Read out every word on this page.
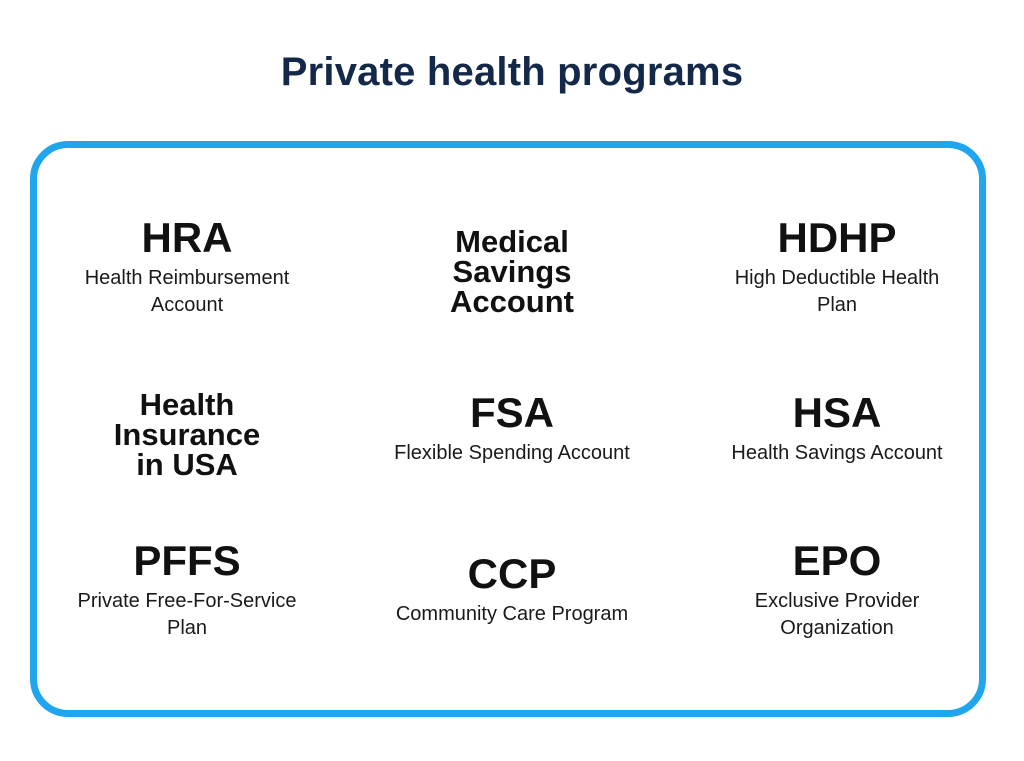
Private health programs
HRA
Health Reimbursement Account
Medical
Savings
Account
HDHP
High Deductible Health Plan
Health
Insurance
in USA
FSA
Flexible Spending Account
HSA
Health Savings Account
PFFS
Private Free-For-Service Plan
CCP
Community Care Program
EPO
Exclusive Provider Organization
┄┄┄┄┄┄┄┄┄┄
• **EXERCISE GOAL**: Copy out every line of the material above exactly, skipping the pictures.

• **REPLY**:
Read out every word on this page.
Private health programs
HRA
Health Reimbursement Account
Medical
Savings
Account
HDHP
High Deductible Health Plan
Health
Insurance
in USA
FSA
Flexible Spending Account
HSA
Health Savings Account
PFFS
Private Free-For-Service Plan
CCP
Community Care Program
EPO
Exclusive Provider Organization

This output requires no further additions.